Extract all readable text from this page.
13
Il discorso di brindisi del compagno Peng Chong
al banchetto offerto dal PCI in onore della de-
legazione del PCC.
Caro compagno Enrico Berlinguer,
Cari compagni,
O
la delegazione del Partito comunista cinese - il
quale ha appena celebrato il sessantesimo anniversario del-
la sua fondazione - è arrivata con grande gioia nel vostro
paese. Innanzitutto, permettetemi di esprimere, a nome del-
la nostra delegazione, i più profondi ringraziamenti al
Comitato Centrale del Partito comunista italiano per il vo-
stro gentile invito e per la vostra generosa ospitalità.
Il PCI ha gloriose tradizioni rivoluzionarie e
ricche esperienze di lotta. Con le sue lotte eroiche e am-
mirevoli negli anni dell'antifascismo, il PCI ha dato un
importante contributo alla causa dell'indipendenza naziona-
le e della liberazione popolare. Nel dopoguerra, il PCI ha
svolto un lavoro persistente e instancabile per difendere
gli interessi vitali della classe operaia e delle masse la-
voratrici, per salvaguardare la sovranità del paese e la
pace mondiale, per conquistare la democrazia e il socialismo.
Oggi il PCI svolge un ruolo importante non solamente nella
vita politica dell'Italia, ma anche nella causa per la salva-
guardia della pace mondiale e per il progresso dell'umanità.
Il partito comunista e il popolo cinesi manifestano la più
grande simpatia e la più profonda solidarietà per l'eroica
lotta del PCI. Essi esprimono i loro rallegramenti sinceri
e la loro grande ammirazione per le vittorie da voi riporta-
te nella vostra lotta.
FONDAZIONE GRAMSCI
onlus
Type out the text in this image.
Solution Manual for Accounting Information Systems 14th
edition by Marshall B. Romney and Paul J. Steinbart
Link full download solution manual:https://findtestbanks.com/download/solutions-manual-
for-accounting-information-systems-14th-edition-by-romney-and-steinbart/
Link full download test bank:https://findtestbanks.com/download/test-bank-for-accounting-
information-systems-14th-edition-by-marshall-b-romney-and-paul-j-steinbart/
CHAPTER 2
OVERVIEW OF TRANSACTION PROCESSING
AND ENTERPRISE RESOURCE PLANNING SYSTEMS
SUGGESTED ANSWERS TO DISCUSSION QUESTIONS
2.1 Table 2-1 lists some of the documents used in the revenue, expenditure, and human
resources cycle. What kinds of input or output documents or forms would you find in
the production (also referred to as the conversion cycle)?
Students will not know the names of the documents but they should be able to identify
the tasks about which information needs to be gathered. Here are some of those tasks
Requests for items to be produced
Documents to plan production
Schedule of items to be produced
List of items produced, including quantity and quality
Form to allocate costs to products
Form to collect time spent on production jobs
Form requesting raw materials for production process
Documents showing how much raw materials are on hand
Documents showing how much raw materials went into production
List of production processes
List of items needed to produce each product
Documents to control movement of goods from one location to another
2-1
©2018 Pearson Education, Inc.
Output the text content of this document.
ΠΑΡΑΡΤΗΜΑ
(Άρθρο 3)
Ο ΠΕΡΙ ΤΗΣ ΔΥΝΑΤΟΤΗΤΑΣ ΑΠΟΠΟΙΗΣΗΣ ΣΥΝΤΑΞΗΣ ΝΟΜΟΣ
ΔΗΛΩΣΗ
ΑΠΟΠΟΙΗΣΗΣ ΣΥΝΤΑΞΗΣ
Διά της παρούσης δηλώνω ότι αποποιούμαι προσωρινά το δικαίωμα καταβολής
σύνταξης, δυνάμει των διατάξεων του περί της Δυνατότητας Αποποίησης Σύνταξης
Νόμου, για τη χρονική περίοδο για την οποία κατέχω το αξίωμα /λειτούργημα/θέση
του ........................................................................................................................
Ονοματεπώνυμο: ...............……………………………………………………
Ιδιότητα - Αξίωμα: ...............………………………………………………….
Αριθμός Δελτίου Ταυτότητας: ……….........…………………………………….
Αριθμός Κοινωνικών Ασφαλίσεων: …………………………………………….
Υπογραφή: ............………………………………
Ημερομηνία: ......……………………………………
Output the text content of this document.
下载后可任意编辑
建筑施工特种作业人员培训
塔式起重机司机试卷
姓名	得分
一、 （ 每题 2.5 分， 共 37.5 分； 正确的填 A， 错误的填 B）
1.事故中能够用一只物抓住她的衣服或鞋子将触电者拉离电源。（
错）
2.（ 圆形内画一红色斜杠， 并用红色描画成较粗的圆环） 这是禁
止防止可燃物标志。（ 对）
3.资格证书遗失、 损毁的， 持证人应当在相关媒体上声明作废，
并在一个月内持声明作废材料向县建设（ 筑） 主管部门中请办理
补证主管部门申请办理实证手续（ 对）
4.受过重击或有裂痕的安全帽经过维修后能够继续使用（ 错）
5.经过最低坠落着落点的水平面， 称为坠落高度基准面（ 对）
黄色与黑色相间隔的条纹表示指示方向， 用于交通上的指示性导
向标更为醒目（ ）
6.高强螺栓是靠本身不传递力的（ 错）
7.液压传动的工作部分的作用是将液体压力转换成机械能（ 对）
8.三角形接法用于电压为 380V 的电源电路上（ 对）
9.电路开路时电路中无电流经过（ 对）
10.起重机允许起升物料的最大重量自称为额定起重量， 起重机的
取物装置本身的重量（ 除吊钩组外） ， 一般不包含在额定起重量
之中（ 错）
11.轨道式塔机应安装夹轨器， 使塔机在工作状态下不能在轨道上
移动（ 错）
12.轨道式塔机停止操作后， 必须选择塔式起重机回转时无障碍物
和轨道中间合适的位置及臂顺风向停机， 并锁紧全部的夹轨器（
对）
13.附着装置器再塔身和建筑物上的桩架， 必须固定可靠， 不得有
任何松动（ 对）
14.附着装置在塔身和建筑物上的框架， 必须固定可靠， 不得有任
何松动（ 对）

*****

> Aim:
Every entry must be output again, exactly as written above.

> Task result:
Extract all readable text from this page.
13
Il discorso di brindisi del compagno Peng Chong
al banchetto offerto dal PCI in onore della de-
legazione del PCC.
Caro compagno Enrico Berlinguer,
Cari compagni,
O
la delegazione del Partito comunista cinese - il
quale ha appena celebrato il sessantesimo anniversario del-
la sua fondazione - è arrivata con grande gioia nel vostro
paese. Innanzitutto, permettetemi di esprimere, a nome del-
la nostra delegazione, i più profondi ringraziamenti al
Comitato Centrale del Partito comunista italiano per il vo-
stro gentile invito e per la vostra generosa ospitalità.
Il PCI ha gloriose tradizioni rivoluzionarie e
ricche esperienze di lotta. Con le sue lotte eroiche e am-
mirevoli negli anni dell'antifascismo, il PCI ha dato un
importante contributo alla causa dell'indipendenza naziona-
le e della liberazione popolare. Nel dopoguerra, il PCI ha
svolto un lavoro persistente e instancabile per difendere
gli interessi vitali della classe operaia e delle masse la-
voratrici, per salvaguardare la sovranità del paese e la
pace mondiale, per conquistare la democrazia e il socialismo.
Oggi il PCI svolge un ruolo importante non solamente nella
vita politica dell'Italia, ma anche nella causa per la salva-
guardia della pace mondiale e per il progresso dell'umanità.
Il partito comunista e il popolo cinesi manifestano la più
grande simpatia e la più profonda solidarietà per l'eroica
lotta del PCI. Essi esprimono i loro rallegramenti sinceri
e la loro grande ammirazione per le vittorie da voi riporta-
te nella vostra lotta.
FONDAZIONE GRAMSCI
onlus
Type out the text in this image.
Solution Manual for Accounting Information Systems 14th
edition by Marshall B. Romney and Paul J. Steinbart
Link full download solution manual:https://findtestbanks.com/download/solutions-manual-
for-accounting-information-systems-14th-edition-by-romney-and-steinbart/
Link full download test bank:https://findtestbanks.com/download/test-bank-for-accounting-
information-systems-14th-edition-by-marshall-b-romney-and-paul-j-steinbart/
CHAPTER 2
OVERVIEW OF TRANSACTION PROCESSING
AND ENTERPRISE RESOURCE PLANNING SYSTEMS
SUGGESTED ANSWERS TO DISCUSSION QUESTIONS
2.1 Table 2-1 lists some of the documents used in the revenue, expenditure, and human
resources cycle. What kinds of input or output documents or forms would you find in
the production (also referred to as the conversion cycle)?
Students will not know the names of the documents but they should be able to identify
the tasks about which information needs to be gathered. Here are some of those tasks
Requests for items to be produced
Documents to plan production
Schedule of items to be produced
List of items produced, including quantity and quality
Form to allocate costs to products
Form to collect time spent on production jobs
Form requesting raw materials for production process
Documents showing how much raw materials are on hand
Documents showing how much raw materials went into production
List of production processes
List of items needed to produce each product
Documents to control movement of goods from one location to another
2-1
©2018 Pearson Education, Inc.
Output the text content of this document.
ΠΑΡΑΡΤΗΜΑ
(Άρθρο 3)
Ο ΠΕΡΙ ΤΗΣ ΔΥΝΑΤΟΤΗΤΑΣ ΑΠΟΠΟΙΗΣΗΣ ΣΥΝΤΑΞΗΣ ΝΟΜΟΣ
ΔΗΛΩΣΗ
ΑΠΟΠΟΙΗΣΗΣ ΣΥΝΤΑΞΗΣ
Διά της παρούσης δηλώνω ότι αποποιούμαι προσωρινά το δικαίωμα καταβολής
σύνταξης, δυνάμει των διατάξεων του περί της Δυνατότητας Αποποίησης Σύνταξης
Νόμου, για τη χρονική περίοδο για την οποία κατέχω το αξίωμα /λειτούργημα/θέση
του ........................................................................................................................
Ονοματεπώνυμο: ...............……………………………………………………
Ιδιότητα - Αξίωμα: ...............………………………………………………….
Αριθμός Δελτίου Ταυτότητας: ……….........…………………………………….
Αριθμός Κοινωνικών Ασφαλίσεων: …………………………………………….
Υπογραφή: ............………………………………
Ημερομηνία: ......……………………………………
Output the text content of this document.
下载后可任意编辑
建筑施工特种作业人员培训
塔式起重机司机试卷
姓名	得分
一、 （ 每题 2.5 分， 共 37.5 分； 正确的填 A， 错误的填 B）
1.事故中能够用一只物抓住她的衣服或鞋子将触电者拉离电源。（
错）
2.（ 圆形内画一红色斜杠， 并用红色描画成较粗的圆环） 这是禁
止防止可燃物标志。（ 对）
3.资格证书遗失、 损毁的， 持证人应当在相关媒体上声明作废，
并在一个月内持声明作废材料向县建设（ 筑） 主管部门中请办理
补证主管部门申请办理实证手续（ 对）
4.受过重击或有裂痕的安全帽经过维修后能够继续使用（ 错）
5.经过最低坠落着落点的水平面， 称为坠落高度基准面（ 对）
黄色与黑色相间隔的条纹表示指示方向， 用于交通上的指示性导
向标更为醒目（ ）
6.高强螺栓是靠本身不传递力的（ 错）
7.液压传动的工作部分的作用是将液体压力转换成机械能（ 对）
8.三角形接法用于电压为 380V 的电源电路上（ 对）
9.电路开路时电路中无电流经过（ 对）
10.起重机允许起升物料的最大重量自称为额定起重量， 起重机的
取物装置本身的重量（ 除吊钩组外） ， 一般不包含在额定起重量
之中（ 错）
11.轨道式塔机应安装夹轨器， 使塔机在工作状态下不能在轨道上
移动（ 错）
12.轨道式塔机停止操作后， 必须选择塔式起重机回转时无障碍物
和轨道中间合适的位置及臂顺风向停机， 并锁紧全部的夹轨器（
对）
13.附着装置器再塔身和建筑物上的桩架， 必须固定可靠， 不得有
任何松动（ 对）
14.附着装置在塔身和建筑物上的框架， 必须固定可靠， 不得有任
何松动（ 对）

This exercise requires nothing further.